# Short exercise
Locate the word "display" in the material, then show every line that holds it.

# Extracts from a graphics dataset
######

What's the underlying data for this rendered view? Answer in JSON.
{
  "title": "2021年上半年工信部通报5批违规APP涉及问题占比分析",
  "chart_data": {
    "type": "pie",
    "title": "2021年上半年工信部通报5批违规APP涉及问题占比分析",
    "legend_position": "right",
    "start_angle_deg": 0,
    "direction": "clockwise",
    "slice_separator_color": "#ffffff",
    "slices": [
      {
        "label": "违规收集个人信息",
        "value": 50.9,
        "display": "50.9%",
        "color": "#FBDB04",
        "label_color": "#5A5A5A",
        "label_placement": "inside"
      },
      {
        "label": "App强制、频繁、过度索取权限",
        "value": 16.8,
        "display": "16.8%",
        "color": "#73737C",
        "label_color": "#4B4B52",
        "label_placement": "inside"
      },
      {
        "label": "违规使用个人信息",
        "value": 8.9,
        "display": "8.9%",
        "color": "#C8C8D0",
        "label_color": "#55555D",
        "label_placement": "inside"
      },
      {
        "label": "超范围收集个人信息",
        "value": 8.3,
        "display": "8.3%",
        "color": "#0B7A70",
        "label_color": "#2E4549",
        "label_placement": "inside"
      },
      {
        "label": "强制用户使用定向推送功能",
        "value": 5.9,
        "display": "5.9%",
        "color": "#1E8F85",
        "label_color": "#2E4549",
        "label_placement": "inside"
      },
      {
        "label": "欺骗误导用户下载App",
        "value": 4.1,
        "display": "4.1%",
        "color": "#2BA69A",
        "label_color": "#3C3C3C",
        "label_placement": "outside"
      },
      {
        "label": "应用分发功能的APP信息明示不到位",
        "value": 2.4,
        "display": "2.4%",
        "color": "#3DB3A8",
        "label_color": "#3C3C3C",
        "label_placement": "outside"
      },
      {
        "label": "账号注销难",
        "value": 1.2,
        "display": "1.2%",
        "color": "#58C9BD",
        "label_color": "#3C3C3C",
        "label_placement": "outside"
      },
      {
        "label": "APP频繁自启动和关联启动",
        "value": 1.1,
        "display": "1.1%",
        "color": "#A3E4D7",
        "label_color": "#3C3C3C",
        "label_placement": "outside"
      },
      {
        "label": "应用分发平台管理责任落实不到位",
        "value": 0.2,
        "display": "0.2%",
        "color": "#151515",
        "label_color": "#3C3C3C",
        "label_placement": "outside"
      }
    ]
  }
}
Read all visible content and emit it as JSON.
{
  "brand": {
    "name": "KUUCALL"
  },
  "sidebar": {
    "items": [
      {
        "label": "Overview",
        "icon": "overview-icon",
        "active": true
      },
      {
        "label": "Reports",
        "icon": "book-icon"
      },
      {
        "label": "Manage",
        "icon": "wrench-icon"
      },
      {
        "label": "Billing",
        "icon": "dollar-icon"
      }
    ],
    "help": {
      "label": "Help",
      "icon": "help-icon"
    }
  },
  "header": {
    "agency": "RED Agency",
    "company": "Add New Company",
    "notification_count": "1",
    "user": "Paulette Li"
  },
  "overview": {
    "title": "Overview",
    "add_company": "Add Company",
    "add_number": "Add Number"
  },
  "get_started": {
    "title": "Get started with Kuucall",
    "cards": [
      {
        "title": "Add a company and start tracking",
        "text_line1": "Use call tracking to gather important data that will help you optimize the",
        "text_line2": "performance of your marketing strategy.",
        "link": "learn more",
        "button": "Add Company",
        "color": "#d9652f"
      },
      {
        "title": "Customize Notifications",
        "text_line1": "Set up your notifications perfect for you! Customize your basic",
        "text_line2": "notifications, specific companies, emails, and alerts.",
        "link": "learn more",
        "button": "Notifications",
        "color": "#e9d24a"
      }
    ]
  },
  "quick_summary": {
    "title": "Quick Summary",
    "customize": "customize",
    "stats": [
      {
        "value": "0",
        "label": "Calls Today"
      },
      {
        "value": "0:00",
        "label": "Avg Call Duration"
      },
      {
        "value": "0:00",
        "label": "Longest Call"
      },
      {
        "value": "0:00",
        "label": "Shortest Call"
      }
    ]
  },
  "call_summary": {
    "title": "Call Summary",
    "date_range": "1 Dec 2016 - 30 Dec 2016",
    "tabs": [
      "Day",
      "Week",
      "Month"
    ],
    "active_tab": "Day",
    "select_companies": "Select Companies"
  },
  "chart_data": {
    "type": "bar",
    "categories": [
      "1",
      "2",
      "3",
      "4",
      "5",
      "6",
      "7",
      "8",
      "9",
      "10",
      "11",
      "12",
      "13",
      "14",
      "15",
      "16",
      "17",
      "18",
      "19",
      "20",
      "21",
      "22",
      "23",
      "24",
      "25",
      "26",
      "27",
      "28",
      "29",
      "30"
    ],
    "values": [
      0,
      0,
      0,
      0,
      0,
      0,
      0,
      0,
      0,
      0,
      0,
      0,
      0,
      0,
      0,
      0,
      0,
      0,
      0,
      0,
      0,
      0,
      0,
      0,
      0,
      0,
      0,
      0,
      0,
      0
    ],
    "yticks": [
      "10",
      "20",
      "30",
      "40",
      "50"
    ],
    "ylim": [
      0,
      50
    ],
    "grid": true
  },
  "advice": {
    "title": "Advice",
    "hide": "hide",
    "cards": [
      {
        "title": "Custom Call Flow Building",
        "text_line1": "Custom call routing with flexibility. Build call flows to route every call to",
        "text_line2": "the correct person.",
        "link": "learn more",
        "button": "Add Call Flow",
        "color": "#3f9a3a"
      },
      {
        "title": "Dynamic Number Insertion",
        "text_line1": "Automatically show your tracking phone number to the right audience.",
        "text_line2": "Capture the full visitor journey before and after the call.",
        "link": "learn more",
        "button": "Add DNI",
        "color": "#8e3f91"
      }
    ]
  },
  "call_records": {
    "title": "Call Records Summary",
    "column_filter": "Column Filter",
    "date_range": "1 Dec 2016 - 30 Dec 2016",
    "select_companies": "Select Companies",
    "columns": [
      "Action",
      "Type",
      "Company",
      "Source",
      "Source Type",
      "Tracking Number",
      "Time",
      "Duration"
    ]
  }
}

######

# Answer below
        "display": "50.9%",
        "display": "16.8%",
        "display": "8.9%",
        "display": "8.3%",
        "display": "5.9%",
        "display": "4.1%",
        "display": "2.4%",
        "display": "1.2%",
        "display": "1.1%",
        "display": "0.2%",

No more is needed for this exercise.